§ **Source records**:
%%
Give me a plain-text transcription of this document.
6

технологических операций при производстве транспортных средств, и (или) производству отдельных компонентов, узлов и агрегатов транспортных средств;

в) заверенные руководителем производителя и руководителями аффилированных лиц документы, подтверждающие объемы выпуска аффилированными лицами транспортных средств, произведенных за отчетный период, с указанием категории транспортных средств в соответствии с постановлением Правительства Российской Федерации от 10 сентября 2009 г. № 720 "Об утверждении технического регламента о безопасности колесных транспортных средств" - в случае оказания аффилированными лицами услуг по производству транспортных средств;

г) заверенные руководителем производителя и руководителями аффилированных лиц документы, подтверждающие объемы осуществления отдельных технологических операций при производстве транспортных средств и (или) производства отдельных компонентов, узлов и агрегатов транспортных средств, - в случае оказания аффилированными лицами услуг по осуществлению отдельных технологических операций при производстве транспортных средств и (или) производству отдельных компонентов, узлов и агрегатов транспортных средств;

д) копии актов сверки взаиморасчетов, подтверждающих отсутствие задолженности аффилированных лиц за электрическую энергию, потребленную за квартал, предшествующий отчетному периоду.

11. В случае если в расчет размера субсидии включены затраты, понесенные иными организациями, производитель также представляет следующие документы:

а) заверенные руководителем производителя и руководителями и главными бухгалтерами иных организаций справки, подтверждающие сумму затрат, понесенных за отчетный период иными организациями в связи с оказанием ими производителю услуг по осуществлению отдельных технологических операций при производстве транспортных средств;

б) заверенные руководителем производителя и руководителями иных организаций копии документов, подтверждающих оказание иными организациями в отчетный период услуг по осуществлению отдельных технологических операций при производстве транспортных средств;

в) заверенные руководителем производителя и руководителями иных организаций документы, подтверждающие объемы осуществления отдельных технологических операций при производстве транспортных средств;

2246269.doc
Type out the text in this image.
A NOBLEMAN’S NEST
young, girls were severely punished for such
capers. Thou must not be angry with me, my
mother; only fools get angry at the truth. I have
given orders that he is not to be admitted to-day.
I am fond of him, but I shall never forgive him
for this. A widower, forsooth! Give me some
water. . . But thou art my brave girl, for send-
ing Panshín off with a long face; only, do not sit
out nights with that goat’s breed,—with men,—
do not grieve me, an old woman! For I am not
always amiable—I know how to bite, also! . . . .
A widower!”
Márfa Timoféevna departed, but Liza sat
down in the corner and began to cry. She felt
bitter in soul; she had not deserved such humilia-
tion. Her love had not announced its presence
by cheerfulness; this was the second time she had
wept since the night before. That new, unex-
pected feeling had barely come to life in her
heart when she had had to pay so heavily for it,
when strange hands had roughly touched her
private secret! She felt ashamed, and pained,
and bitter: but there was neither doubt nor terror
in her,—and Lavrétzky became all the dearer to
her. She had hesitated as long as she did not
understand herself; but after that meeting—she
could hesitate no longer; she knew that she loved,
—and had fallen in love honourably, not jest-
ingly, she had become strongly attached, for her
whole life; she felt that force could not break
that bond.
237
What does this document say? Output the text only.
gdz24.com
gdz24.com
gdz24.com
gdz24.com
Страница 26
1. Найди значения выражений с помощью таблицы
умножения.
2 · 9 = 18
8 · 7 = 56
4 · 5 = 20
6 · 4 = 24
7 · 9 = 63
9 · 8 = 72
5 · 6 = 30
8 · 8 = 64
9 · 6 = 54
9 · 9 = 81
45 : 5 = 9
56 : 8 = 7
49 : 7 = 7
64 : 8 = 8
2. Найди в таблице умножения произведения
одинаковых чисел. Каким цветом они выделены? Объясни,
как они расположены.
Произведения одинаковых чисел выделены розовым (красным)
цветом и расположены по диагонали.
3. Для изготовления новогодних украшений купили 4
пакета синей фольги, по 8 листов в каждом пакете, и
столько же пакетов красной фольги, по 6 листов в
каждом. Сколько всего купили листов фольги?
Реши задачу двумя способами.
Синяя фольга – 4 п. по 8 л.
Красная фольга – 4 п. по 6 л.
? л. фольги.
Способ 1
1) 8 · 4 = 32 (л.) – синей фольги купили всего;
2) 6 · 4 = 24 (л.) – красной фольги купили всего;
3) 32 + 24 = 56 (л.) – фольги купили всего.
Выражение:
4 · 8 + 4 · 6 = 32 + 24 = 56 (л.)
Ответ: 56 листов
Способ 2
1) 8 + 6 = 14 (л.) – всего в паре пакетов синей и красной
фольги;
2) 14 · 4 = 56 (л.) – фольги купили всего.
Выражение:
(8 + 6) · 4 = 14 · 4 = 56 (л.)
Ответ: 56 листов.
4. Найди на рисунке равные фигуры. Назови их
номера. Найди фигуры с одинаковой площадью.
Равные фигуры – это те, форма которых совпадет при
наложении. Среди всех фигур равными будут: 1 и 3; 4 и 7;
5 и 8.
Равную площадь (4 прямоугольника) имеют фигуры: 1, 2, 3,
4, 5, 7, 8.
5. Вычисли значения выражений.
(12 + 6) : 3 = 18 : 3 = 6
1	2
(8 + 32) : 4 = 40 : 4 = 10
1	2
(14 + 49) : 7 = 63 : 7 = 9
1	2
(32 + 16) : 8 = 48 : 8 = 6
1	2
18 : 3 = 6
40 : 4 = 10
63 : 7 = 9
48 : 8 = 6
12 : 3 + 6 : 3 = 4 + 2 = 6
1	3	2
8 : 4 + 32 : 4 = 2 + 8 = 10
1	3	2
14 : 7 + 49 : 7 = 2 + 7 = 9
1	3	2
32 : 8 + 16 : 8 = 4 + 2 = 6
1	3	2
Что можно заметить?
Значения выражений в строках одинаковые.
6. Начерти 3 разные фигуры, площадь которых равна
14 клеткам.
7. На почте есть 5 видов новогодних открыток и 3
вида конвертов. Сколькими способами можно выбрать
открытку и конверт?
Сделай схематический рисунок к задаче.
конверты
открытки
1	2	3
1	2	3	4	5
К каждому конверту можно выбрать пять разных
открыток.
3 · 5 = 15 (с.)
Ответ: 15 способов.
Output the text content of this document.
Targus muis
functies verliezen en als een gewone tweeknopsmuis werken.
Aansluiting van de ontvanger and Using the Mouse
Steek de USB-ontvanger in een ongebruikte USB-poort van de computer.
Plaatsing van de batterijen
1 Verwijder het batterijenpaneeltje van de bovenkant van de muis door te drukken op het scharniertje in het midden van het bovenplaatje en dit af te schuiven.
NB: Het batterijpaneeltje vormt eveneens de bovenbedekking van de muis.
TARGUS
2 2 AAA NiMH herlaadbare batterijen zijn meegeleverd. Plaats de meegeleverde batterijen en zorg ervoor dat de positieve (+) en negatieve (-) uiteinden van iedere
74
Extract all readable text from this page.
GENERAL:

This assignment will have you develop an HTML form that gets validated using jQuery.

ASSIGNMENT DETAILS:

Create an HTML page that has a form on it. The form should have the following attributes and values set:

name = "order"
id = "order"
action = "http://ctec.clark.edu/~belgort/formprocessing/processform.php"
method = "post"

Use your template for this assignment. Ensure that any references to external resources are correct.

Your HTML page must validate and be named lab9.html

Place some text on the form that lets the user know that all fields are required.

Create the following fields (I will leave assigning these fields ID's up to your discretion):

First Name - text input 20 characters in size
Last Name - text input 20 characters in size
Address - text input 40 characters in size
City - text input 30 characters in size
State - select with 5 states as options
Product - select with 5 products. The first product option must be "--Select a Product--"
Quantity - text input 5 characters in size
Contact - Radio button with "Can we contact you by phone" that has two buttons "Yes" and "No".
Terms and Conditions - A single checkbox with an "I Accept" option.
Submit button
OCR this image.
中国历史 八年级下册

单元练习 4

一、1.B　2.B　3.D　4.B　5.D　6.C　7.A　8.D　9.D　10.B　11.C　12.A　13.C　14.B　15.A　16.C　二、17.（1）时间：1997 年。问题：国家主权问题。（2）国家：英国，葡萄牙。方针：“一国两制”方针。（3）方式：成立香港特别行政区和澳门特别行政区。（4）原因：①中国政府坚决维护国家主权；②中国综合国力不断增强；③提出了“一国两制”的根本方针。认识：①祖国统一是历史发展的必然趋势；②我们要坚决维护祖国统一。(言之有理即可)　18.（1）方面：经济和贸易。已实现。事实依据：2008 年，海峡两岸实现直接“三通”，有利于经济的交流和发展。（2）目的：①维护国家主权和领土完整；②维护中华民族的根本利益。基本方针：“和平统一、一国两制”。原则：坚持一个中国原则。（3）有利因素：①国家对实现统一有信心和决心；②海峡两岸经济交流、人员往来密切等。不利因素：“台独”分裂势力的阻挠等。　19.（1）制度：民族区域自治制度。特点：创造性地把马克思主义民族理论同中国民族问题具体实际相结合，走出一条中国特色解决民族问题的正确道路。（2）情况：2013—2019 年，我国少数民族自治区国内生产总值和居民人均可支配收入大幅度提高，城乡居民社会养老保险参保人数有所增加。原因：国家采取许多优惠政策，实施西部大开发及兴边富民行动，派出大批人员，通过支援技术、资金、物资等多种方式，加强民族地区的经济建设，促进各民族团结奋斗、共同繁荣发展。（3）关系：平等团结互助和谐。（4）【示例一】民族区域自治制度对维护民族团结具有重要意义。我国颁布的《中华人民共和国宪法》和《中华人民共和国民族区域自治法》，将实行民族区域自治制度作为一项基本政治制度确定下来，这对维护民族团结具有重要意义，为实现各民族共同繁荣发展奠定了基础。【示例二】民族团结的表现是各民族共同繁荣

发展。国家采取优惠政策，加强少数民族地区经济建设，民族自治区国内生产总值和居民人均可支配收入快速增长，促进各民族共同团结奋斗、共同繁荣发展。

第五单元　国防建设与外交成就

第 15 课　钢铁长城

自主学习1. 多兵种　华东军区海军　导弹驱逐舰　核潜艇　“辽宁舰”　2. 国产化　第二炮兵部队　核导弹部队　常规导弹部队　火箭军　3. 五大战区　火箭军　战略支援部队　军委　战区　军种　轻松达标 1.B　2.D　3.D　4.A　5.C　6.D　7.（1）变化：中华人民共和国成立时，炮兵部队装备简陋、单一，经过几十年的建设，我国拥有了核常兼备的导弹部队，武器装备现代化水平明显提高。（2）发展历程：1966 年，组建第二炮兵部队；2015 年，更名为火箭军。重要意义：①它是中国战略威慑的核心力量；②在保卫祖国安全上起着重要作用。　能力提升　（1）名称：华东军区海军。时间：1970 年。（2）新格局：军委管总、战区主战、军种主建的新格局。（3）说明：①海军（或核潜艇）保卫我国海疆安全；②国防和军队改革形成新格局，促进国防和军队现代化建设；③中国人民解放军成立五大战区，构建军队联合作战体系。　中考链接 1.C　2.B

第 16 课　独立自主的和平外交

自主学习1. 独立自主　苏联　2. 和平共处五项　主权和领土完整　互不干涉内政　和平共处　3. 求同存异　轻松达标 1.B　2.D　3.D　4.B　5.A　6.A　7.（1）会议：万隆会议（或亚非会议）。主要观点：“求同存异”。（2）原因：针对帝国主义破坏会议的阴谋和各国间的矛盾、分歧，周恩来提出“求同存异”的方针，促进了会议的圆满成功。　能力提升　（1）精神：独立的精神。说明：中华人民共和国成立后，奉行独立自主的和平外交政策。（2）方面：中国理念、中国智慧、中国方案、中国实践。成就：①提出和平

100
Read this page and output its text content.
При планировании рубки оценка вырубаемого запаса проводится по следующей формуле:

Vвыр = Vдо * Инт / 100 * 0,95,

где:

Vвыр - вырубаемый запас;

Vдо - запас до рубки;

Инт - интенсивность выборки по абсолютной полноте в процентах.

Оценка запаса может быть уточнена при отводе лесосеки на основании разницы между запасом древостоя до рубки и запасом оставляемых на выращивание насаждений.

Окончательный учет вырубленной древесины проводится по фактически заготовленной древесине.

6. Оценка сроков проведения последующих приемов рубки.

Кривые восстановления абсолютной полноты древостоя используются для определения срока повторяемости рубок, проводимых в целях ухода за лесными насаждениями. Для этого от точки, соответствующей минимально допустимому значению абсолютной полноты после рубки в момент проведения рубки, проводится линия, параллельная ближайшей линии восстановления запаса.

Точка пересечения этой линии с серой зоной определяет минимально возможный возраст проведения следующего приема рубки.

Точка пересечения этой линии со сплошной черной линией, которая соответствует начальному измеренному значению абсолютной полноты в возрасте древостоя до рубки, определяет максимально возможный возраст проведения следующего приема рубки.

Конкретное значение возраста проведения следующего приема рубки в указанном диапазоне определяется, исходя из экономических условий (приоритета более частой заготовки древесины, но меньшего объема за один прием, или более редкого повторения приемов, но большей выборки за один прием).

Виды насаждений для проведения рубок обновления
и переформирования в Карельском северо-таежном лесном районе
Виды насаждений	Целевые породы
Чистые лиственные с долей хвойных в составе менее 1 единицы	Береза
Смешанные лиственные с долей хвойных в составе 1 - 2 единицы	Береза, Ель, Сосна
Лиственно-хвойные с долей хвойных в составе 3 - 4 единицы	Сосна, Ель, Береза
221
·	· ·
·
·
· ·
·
%%
Copy each line above that contains the string "select".

§ **Result below**:
State - select with 5 states as options
Product - select with 5 products. The first product option must be "--Select a Product--"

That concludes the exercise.